Copy every line of the records below that holds the word "symbol".
--- begin Provided records ---
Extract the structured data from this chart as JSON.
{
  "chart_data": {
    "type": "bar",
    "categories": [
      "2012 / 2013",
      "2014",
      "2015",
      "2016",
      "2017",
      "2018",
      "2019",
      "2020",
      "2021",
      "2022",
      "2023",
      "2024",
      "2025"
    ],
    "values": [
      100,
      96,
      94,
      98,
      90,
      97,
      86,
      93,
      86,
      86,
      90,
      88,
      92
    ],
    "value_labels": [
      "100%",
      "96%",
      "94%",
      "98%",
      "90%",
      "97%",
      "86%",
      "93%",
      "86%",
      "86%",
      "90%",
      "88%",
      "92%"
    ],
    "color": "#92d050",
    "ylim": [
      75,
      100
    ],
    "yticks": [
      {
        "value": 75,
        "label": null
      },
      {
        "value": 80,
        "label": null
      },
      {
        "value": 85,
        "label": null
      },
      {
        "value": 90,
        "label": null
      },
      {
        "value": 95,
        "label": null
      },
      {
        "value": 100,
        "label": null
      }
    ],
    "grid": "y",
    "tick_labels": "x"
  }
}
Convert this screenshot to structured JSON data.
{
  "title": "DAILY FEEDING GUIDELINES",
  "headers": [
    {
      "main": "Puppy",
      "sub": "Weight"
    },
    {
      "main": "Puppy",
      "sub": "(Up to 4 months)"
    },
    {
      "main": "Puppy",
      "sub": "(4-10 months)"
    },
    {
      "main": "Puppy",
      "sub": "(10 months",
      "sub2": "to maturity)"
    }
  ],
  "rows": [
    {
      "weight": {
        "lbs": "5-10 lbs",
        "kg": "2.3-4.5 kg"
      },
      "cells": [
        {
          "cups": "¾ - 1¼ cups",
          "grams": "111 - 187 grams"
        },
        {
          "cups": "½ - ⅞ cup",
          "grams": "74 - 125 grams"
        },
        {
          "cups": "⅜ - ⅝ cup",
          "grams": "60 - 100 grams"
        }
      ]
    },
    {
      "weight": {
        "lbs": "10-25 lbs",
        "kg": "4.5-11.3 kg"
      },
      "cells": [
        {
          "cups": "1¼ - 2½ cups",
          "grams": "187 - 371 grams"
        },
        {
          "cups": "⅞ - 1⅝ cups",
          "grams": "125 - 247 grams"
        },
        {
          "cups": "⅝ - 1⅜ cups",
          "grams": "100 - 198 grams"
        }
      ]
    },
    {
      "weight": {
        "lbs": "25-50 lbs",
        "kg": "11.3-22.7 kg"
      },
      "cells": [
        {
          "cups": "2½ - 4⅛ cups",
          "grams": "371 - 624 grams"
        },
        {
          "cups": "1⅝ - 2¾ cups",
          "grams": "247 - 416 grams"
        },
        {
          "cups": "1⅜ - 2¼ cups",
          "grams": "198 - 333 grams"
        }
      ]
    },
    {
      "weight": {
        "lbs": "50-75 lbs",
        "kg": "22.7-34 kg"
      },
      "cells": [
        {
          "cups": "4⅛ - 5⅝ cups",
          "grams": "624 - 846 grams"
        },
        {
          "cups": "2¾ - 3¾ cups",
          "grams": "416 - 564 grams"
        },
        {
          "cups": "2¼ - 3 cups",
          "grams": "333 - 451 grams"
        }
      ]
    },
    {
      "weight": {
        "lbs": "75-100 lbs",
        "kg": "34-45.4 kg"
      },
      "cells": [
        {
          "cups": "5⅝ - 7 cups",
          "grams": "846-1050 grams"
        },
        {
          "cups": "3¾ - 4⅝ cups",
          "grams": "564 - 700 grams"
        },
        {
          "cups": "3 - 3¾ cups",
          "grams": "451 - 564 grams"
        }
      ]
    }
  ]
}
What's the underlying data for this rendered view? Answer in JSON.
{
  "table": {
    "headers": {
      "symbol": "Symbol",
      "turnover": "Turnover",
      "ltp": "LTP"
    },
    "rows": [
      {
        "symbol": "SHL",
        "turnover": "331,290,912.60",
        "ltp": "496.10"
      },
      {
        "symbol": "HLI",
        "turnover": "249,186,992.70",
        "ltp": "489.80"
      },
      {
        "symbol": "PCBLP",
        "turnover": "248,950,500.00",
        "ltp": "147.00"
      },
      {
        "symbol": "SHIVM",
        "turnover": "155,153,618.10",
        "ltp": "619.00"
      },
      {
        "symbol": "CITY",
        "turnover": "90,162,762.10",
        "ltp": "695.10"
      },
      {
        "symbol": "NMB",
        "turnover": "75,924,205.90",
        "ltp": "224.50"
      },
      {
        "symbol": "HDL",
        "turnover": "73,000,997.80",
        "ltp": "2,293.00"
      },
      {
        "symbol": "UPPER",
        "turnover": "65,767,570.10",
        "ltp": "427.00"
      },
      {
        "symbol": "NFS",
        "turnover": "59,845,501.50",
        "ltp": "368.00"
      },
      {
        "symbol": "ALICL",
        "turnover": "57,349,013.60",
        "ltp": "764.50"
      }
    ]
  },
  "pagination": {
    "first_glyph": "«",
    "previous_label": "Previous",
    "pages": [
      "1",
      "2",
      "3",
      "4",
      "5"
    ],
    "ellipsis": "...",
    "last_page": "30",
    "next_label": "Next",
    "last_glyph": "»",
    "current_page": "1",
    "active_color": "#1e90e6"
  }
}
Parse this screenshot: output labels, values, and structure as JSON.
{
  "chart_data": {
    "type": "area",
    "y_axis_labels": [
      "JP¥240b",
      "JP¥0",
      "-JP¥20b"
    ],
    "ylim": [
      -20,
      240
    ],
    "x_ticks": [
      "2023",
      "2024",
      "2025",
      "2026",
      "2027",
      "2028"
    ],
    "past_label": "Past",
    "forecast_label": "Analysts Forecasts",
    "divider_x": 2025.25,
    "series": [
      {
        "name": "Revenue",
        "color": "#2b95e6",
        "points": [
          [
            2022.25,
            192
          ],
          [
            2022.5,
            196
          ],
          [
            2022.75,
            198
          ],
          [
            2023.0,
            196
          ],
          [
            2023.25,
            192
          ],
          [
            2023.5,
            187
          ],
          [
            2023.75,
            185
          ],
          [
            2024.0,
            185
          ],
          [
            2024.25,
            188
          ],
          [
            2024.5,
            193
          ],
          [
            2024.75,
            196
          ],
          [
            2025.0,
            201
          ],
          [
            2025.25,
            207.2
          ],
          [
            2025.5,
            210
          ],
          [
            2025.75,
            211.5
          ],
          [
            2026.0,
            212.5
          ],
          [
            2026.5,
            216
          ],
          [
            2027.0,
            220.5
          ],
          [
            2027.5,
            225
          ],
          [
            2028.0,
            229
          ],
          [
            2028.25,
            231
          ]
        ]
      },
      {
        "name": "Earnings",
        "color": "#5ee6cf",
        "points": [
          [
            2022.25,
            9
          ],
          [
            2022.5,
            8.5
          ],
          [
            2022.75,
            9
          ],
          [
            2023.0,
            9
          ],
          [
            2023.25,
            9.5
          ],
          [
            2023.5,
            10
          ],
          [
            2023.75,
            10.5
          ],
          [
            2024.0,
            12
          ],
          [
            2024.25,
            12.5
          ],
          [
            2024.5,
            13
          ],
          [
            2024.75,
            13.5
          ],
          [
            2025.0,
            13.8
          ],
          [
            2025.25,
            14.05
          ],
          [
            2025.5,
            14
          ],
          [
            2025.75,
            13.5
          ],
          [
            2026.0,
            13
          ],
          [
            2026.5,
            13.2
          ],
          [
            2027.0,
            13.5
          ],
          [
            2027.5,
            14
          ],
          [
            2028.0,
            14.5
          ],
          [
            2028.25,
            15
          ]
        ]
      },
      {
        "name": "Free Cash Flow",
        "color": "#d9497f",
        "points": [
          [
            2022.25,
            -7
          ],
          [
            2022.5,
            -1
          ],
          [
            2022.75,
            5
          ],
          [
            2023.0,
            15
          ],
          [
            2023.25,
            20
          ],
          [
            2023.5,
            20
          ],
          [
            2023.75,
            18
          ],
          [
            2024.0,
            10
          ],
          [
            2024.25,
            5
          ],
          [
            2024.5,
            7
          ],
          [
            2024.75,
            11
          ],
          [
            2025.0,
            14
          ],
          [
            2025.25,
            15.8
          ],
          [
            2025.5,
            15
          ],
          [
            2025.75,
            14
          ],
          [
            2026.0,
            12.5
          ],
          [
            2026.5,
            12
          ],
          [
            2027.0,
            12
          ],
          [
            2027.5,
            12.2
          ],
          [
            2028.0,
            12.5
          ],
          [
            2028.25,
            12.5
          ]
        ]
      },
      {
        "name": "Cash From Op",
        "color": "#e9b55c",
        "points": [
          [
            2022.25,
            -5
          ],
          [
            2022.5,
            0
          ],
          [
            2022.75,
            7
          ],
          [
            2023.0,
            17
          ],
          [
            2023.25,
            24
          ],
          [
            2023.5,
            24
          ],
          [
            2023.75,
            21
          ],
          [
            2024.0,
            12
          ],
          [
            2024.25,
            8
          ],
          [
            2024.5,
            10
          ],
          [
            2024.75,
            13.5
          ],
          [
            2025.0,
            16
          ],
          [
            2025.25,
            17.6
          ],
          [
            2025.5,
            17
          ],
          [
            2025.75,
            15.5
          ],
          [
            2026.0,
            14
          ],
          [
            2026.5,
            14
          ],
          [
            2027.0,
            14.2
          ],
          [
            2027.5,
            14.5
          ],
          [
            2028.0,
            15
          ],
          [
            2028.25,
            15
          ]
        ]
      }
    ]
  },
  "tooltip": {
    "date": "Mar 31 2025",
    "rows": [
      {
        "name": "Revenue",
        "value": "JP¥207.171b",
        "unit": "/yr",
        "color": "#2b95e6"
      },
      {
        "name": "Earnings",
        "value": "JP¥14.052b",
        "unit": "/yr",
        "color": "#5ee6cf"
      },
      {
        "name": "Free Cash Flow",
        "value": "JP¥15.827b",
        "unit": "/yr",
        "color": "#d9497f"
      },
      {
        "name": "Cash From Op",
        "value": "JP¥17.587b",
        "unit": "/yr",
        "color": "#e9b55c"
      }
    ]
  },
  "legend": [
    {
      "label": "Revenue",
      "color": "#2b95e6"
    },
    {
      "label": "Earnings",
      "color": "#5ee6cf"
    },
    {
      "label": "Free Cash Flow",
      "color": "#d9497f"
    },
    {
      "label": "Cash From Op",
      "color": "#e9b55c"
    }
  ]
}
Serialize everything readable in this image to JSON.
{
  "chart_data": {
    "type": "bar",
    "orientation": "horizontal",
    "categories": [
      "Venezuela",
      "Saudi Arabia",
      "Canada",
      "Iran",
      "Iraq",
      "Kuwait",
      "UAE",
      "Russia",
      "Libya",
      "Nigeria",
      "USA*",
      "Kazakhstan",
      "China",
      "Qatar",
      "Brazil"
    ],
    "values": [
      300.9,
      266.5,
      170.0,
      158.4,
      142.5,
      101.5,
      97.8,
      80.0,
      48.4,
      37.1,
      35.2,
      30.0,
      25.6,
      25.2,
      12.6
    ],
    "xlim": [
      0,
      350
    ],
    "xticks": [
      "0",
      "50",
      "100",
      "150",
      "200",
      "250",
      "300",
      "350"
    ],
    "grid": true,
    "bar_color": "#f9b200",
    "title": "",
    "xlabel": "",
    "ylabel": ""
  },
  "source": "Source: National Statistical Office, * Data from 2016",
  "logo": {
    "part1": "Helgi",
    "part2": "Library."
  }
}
--- end Provided records ---
Answer for the task.
      "symbol": "Symbol",
        "symbol": "SHL",
        "symbol": "HLI",
        "symbol": "PCBLP",
        "symbol": "SHIVM",
        "symbol": "CITY",
        "symbol": "NMB",
        "symbol": "HDL",
        "symbol": "UPPER",
        "symbol": "NFS",
        "symbol": "ALICL",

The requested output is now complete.